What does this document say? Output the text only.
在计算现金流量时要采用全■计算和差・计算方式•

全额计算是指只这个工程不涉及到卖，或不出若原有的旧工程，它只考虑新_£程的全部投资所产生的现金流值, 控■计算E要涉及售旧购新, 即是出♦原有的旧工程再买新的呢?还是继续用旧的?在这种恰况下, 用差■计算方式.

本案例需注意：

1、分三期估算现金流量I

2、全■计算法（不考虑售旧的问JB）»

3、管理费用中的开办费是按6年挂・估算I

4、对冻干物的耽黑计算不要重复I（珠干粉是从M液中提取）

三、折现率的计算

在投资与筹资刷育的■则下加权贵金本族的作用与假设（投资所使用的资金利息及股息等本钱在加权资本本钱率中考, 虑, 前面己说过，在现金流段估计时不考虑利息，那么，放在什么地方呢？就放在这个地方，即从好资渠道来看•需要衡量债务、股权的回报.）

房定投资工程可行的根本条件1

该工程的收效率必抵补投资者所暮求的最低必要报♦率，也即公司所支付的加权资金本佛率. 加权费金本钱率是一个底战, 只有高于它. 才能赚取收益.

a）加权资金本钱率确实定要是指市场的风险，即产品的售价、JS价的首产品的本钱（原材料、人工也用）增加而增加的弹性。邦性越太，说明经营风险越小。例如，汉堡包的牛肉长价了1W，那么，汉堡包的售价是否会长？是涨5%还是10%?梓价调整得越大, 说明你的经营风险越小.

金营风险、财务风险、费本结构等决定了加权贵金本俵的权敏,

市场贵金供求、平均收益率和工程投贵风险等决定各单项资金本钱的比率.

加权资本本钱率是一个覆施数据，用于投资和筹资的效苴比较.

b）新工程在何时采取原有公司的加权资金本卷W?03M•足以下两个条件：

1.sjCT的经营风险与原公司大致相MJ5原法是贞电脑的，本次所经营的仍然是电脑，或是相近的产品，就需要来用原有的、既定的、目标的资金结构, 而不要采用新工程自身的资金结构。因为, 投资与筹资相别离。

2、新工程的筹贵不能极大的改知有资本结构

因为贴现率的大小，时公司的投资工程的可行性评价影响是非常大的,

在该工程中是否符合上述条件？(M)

:: Problem statement ::
Scan the material above. Copy each line that holds the word "计算方式".

:: Response to this task ::
在计算现金流量时要采用全■计算和差・计算方式•
全额计算是指只这个工程不涉及到卖，或不出若原有的旧工程，它只考虑新_£程的全部投资所产生的现金流值, 控■计算E要涉及售旧购新, 即是出♦原有的旧工程再买新的呢?还是继续用旧的?在这种恰况下, 用差■计算方式.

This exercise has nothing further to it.